**PROBLEM STATEMENT:** Leave out the pictures, then reproduce the rest of the material exactly.

— BEGIN LISTED RECORDS —

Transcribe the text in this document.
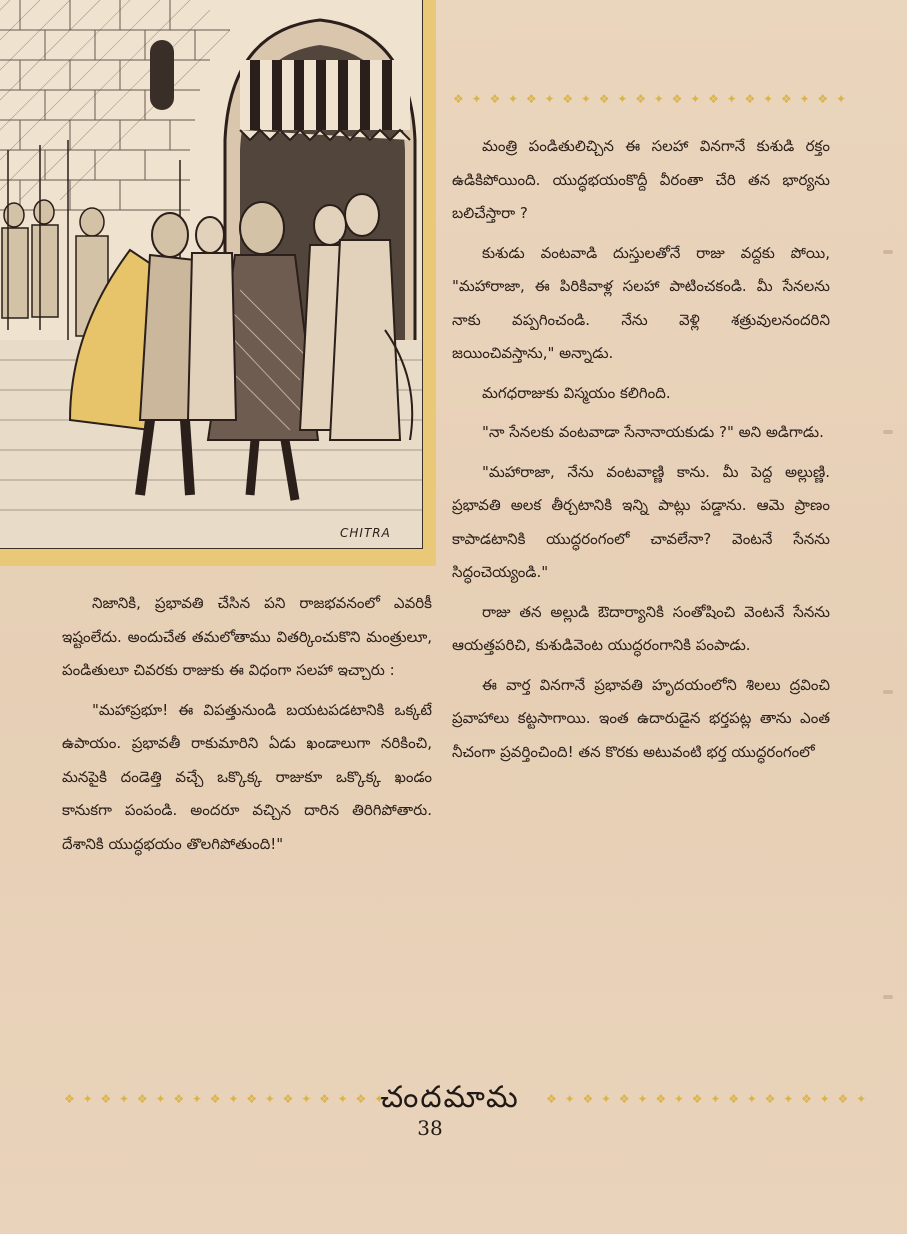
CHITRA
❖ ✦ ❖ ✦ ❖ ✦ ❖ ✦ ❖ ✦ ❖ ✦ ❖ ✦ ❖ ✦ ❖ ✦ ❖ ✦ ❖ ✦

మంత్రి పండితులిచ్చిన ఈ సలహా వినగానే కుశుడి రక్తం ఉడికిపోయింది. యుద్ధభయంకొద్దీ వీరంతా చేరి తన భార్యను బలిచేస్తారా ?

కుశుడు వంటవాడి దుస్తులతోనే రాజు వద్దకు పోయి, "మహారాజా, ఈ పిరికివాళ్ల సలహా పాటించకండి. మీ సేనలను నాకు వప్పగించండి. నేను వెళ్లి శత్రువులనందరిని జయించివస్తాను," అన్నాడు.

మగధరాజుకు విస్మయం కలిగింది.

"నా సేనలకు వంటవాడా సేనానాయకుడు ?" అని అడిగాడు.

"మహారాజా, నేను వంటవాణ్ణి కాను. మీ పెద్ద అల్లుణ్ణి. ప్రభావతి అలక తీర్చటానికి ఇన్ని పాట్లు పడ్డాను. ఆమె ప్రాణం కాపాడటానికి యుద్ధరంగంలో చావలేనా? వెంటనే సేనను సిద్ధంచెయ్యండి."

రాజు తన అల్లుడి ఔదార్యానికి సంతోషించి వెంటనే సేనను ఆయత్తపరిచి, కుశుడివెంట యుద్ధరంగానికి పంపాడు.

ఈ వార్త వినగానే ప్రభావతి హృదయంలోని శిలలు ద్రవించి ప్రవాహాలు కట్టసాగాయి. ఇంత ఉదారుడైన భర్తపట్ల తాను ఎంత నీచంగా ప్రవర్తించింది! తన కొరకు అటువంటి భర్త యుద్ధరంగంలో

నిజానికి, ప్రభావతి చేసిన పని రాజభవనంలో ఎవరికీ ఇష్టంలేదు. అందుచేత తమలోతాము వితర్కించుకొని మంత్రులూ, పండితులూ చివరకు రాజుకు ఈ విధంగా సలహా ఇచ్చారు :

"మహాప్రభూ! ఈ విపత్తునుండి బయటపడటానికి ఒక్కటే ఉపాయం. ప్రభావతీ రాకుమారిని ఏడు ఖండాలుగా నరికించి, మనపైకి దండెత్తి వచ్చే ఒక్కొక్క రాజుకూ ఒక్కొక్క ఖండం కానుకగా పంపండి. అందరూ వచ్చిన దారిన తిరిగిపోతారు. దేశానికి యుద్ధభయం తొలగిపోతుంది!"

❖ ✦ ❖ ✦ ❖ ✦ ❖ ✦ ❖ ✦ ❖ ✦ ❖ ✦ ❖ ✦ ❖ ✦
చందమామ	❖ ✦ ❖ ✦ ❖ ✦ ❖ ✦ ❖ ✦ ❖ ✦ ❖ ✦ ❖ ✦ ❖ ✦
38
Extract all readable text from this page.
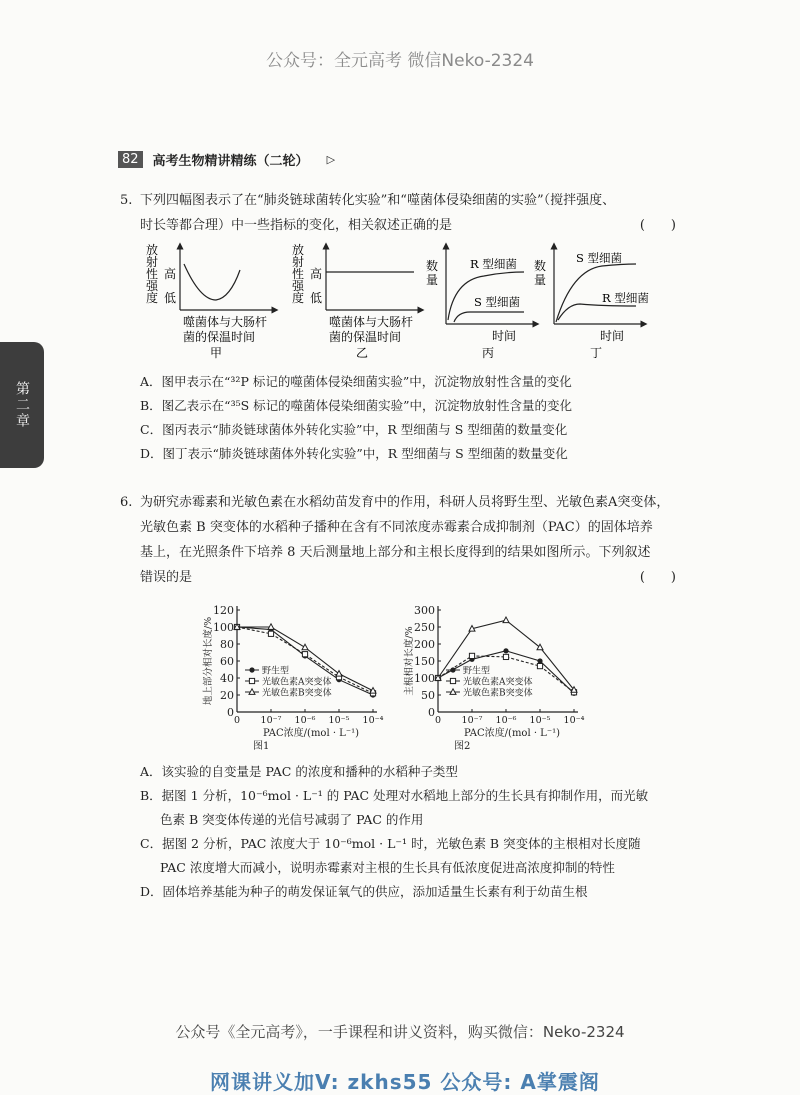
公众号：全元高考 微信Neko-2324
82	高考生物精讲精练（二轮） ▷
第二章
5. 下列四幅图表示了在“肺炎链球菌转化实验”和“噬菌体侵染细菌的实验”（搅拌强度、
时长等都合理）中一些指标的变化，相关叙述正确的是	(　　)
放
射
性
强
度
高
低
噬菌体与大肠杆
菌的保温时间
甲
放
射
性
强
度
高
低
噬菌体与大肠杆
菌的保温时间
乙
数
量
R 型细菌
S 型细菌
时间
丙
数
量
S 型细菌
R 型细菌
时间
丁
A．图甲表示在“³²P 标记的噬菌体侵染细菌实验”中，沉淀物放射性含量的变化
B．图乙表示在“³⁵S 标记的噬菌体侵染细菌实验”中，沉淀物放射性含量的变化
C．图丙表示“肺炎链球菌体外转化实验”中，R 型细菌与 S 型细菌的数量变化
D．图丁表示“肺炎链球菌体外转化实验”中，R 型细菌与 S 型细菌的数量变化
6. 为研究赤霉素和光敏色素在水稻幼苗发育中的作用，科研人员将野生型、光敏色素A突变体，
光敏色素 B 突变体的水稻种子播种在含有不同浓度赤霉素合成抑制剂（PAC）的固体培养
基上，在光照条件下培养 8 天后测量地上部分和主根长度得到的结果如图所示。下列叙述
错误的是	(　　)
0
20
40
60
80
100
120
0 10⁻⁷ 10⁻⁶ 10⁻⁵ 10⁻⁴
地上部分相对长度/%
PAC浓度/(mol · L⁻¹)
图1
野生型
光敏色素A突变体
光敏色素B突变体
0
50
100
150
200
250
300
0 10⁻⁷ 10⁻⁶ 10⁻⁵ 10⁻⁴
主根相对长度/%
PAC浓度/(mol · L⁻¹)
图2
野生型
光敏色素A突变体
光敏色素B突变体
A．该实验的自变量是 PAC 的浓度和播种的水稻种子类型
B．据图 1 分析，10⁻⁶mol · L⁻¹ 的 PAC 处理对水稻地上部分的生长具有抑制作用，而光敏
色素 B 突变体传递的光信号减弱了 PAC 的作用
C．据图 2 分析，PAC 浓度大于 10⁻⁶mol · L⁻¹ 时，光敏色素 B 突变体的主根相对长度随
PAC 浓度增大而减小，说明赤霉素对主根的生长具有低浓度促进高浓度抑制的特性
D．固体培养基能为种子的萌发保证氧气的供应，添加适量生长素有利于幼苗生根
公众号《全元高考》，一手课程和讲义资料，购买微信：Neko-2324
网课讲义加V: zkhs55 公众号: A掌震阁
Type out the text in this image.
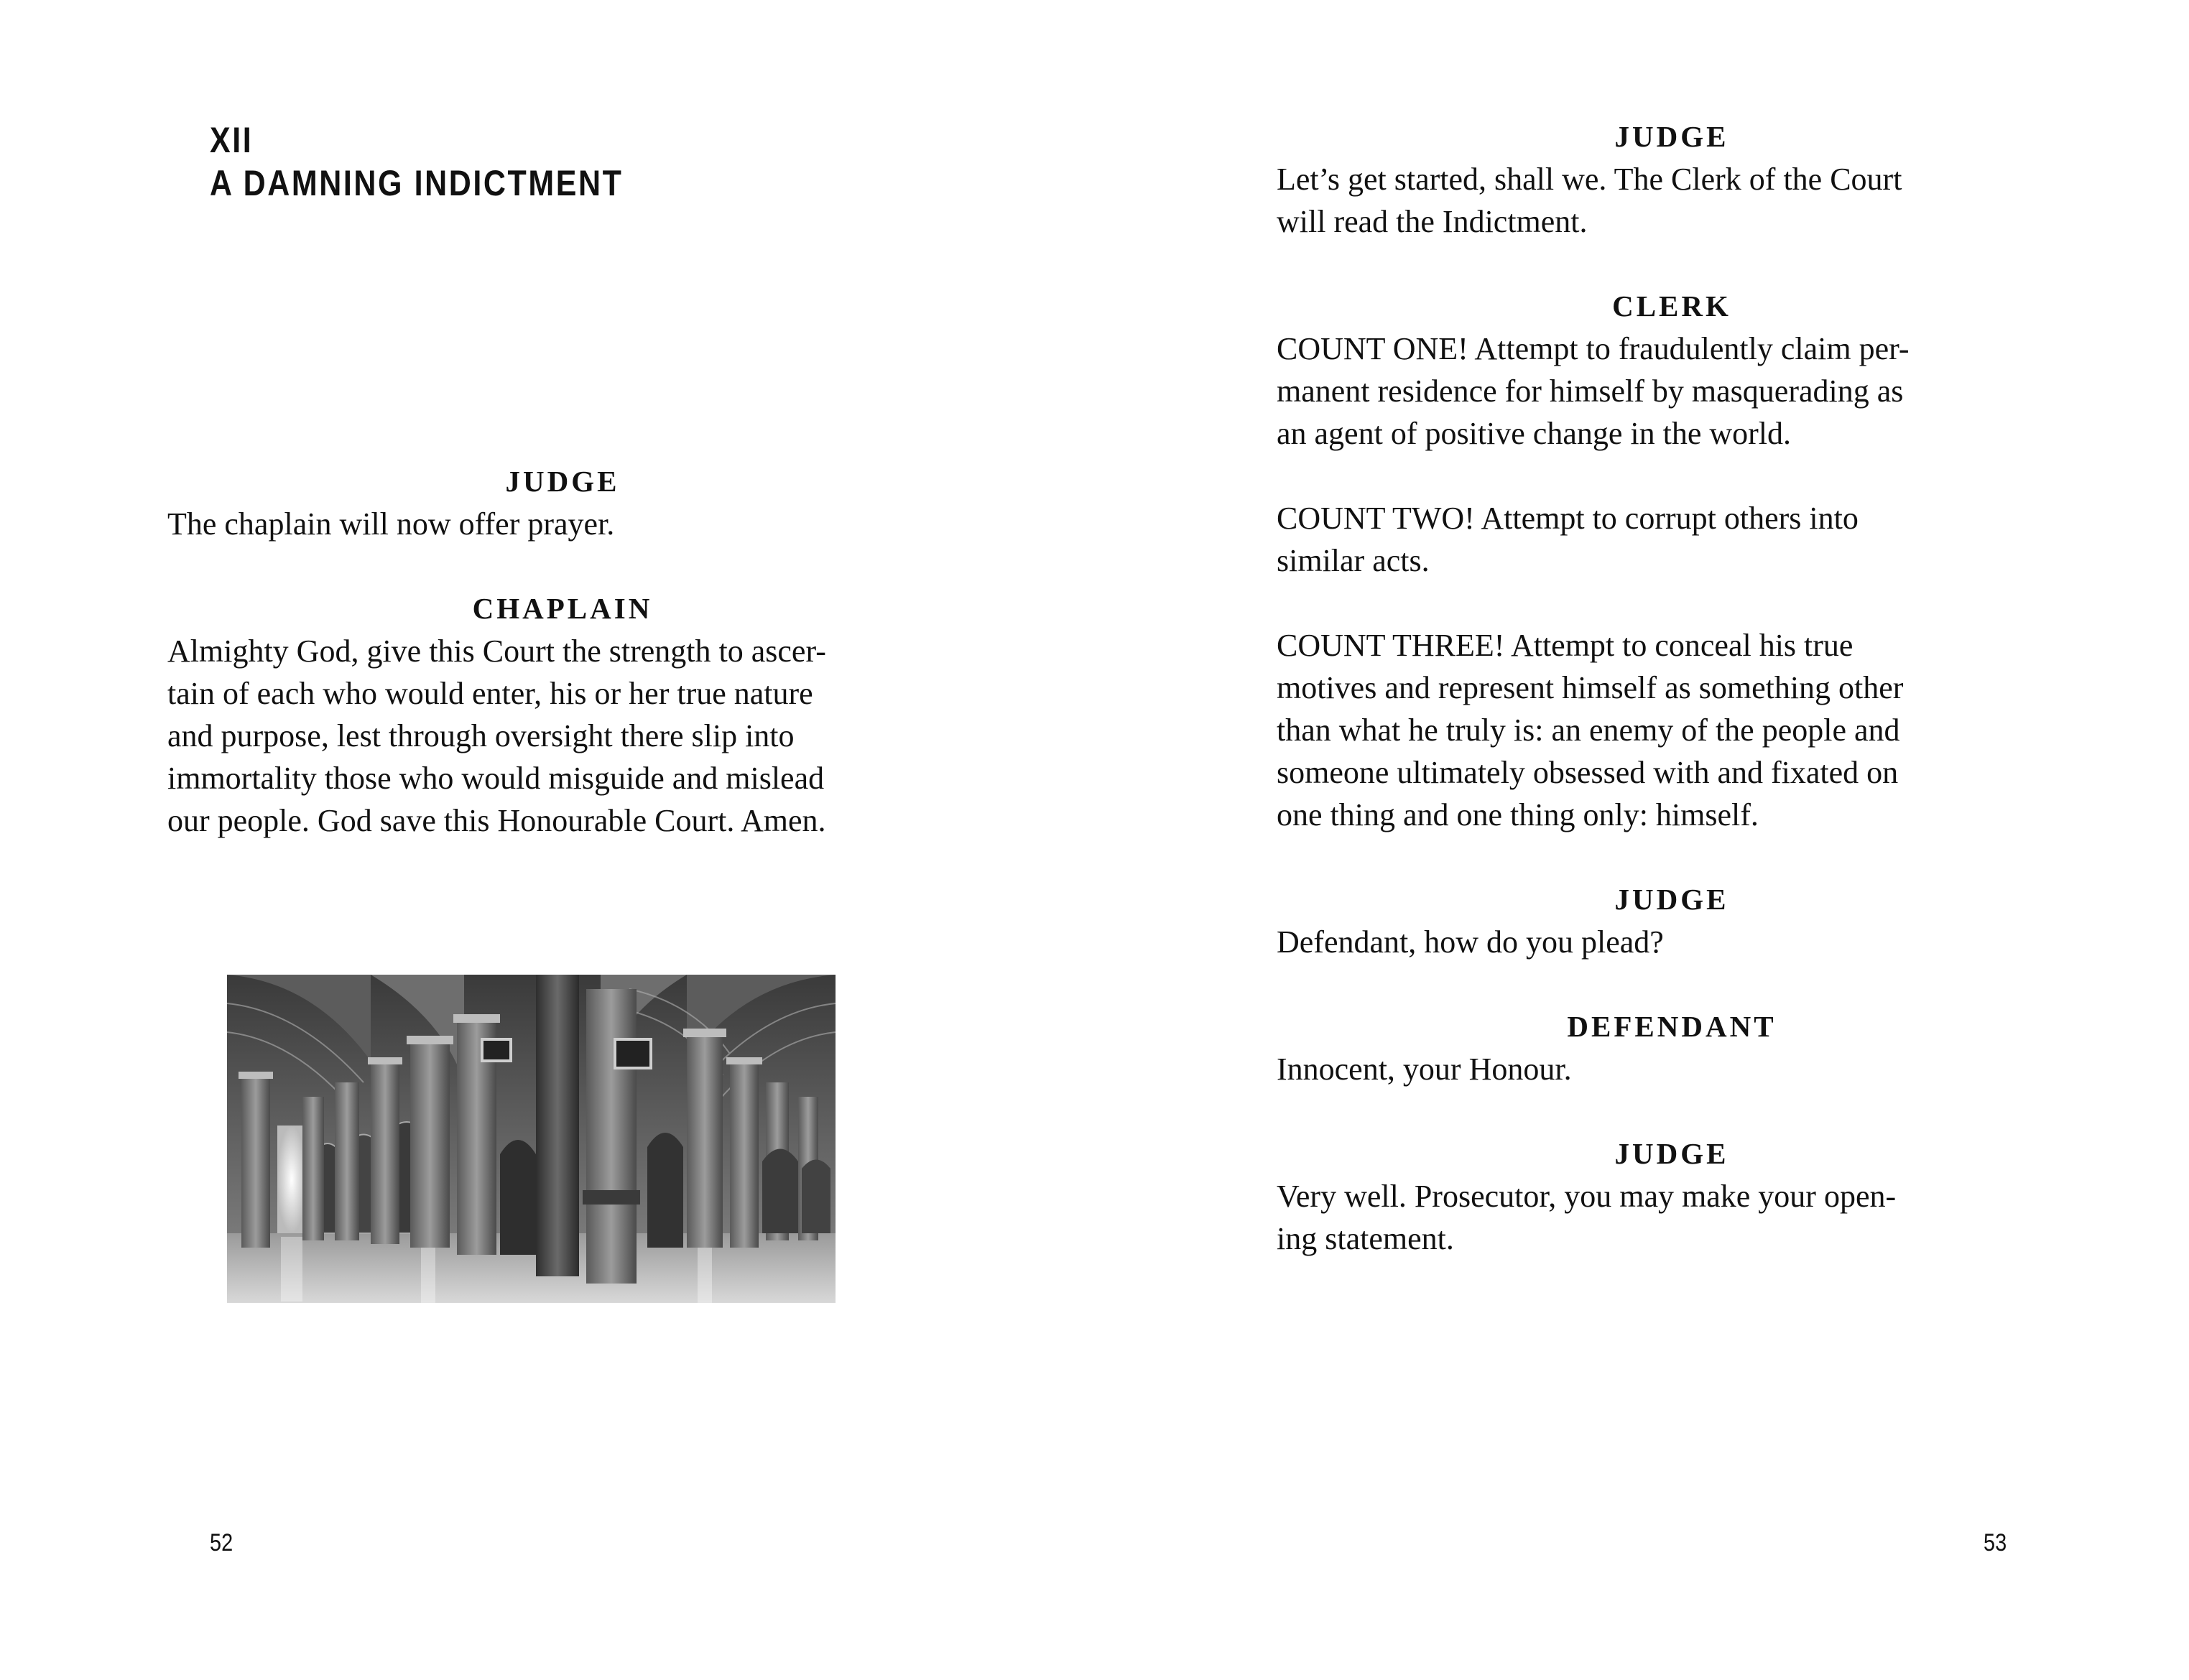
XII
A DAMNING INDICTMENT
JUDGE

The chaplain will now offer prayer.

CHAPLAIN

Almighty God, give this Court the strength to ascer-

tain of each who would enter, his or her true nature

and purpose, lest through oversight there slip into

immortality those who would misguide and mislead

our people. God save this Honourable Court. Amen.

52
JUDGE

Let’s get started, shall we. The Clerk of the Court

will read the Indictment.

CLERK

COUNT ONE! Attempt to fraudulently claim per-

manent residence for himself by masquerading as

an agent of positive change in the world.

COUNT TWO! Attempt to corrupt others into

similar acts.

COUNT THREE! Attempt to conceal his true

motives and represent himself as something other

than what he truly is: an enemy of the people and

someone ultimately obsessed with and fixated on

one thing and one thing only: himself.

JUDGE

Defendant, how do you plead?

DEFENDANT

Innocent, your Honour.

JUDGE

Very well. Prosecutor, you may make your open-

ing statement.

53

— END LISTED RECORDS —

**TASK SOLUTION:**
Transcribe the text in this document.
CHITRA
❖ ✦ ❖ ✦ ❖ ✦ ❖ ✦ ❖ ✦ ❖ ✦ ❖ ✦ ❖ ✦ ❖ ✦ ❖ ✦ ❖ ✦

మంత్రి పండితులిచ్చిన ఈ సలహా వినగానే కుశుడి రక్తం ఉడికిపోయింది. యుద్ధభయంకొద్దీ వీరంతా చేరి తన భార్యను బలిచేస్తారా ?

కుశుడు వంటవాడి దుస్తులతోనే రాజు వద్దకు పోయి, "మహారాజా, ఈ పిరికివాళ్ల సలహా పాటించకండి. మీ సేనలను నాకు వప్పగించండి. నేను వెళ్లి శత్రువులనందరిని జయించివస్తాను," అన్నాడు.

మగధరాజుకు విస్మయం కలిగింది.

"నా సేనలకు వంటవాడా సేనానాయకుడు ?" అని అడిగాడు.

"మహారాజా, నేను వంటవాణ్ణి కాను. మీ పెద్ద అల్లుణ్ణి. ప్రభావతి అలక తీర్చటానికి ఇన్ని పాట్లు పడ్డాను. ఆమె ప్రాణం కాపాడటానికి యుద్ధరంగంలో చావలేనా? వెంటనే సేనను సిద్ధంచెయ్యండి."

రాజు తన అల్లుడి ఔదార్యానికి సంతోషించి వెంటనే సేనను ఆయత్తపరిచి, కుశుడివెంట యుద్ధరంగానికి పంపాడు.

ఈ వార్త వినగానే ప్రభావతి హృదయంలోని శిలలు ద్రవించి ప్రవాహాలు కట్టసాగాయి. ఇంత ఉదారుడైన భర్తపట్ల తాను ఎంత నీచంగా ప్రవర్తించింది! తన కొరకు అటువంటి భర్త యుద్ధరంగంలో

నిజానికి, ప్రభావతి చేసిన పని రాజభవనంలో ఎవరికీ ఇష్టంలేదు. అందుచేత తమలోతాము వితర్కించుకొని మంత్రులూ, పండితులూ చివరకు రాజుకు ఈ విధంగా సలహా ఇచ్చారు :

"మహాప్రభూ! ఈ విపత్తునుండి బయటపడటానికి ఒక్కటే ఉపాయం. ప్రభావతీ రాకుమారిని ఏడు ఖండాలుగా నరికించి, మనపైకి దండెత్తి వచ్చే ఒక్కొక్క రాజుకూ ఒక్కొక్క ఖండం కానుకగా పంపండి. అందరూ వచ్చిన దారిన తిరిగిపోతారు. దేశానికి యుద్ధభయం తొలగిపోతుంది!"

❖ ✦ ❖ ✦ ❖ ✦ ❖ ✦ ❖ ✦ ❖ ✦ ❖ ✦ ❖ ✦ ❖ ✦
చందమామ	❖ ✦ ❖ ✦ ❖ ✦ ❖ ✦ ❖ ✦ ❖ ✦ ❖ ✦ ❖ ✦ ❖ ✦
38
Extract all readable text from this page.
公众号：全元高考 微信Neko-2324
82	高考生物精讲精练（二轮） ▷
第二章
5. 下列四幅图表示了在“肺炎链球菌转化实验”和“噬菌体侵染细菌的实验”（搅拌强度、
时长等都合理）中一些指标的变化，相关叙述正确的是	(　　)
放
射
性
强
度
高
低
噬菌体与大肠杆
菌的保温时间
甲
放
射
性
强
度
高
低
噬菌体与大肠杆
菌的保温时间
乙
数
量
R 型细菌
S 型细菌
时间
丙
数
量
S 型细菌
R 型细菌
时间
丁
A．图甲表示在“³²P 标记的噬菌体侵染细菌实验”中，沉淀物放射性含量的变化
B．图乙表示在“³⁵S 标记的噬菌体侵染细菌实验”中，沉淀物放射性含量的变化
C．图丙表示“肺炎链球菌体外转化实验”中，R 型细菌与 S 型细菌的数量变化
D．图丁表示“肺炎链球菌体外转化实验”中，R 型细菌与 S 型细菌的数量变化
6. 为研究赤霉素和光敏色素在水稻幼苗发育中的作用，科研人员将野生型、光敏色素A突变体，
光敏色素 B 突变体的水稻种子播种在含有不同浓度赤霉素合成抑制剂（PAC）的固体培养
基上，在光照条件下培养 8 天后测量地上部分和主根长度得到的结果如图所示。下列叙述
错误的是	(　　)
0
20
40
60
80
100
120
0 10⁻⁷ 10⁻⁶ 10⁻⁵ 10⁻⁴
地上部分相对长度/%
PAC浓度/(mol · L⁻¹)
图1
野生型
光敏色素A突变体
光敏色素B突变体
0
50
100
150
200
250
300
0 10⁻⁷ 10⁻⁶ 10⁻⁵ 10⁻⁴
主根相对长度/%
PAC浓度/(mol · L⁻¹)
图2
野生型
光敏色素A突变体
光敏色素B突变体
A．该实验的自变量是 PAC 的浓度和播种的水稻种子类型
B．据图 1 分析，10⁻⁶mol · L⁻¹ 的 PAC 处理对水稻地上部分的生长具有抑制作用，而光敏
色素 B 突变体传递的光信号减弱了 PAC 的作用
C．据图 2 分析，PAC 浓度大于 10⁻⁶mol · L⁻¹ 时，光敏色素 B 突变体的主根相对长度随
PAC 浓度增大而减小，说明赤霉素对主根的生长具有低浓度促进高浓度抑制的特性
D．固体培养基能为种子的萌发保证氧气的供应，添加适量生长素有利于幼苗生根
公众号《全元高考》，一手课程和讲义资料，购买微信：Neko-2324
网课讲义加V: zkhs55 公众号: A掌震阁
Type out the text in this image.
XII
A DAMNING INDICTMENT
JUDGE

The chaplain will now offer prayer.

CHAPLAIN

Almighty God, give this Court the strength to ascer-

tain of each who would enter, his or her true nature

and purpose, lest through oversight there slip into

immortality those who would misguide and mislead

our people. God save this Honourable Court. Amen.

52
JUDGE

Let’s get started, shall we. The Clerk of the Court

will read the Indictment.

CLERK

COUNT ONE! Attempt to fraudulently claim per-

manent residence for himself by masquerading as

an agent of positive change in the world.

COUNT TWO! Attempt to corrupt others into

similar acts.

COUNT THREE! Attempt to conceal his true

motives and represent himself as something other

than what he truly is: an enemy of the people and

someone ultimately obsessed with and fixated on

one thing and one thing only: himself.

JUDGE

Defendant, how do you plead?

DEFENDANT

Innocent, your Honour.

JUDGE

Very well. Prosecutor, you may make your open-

ing statement.

53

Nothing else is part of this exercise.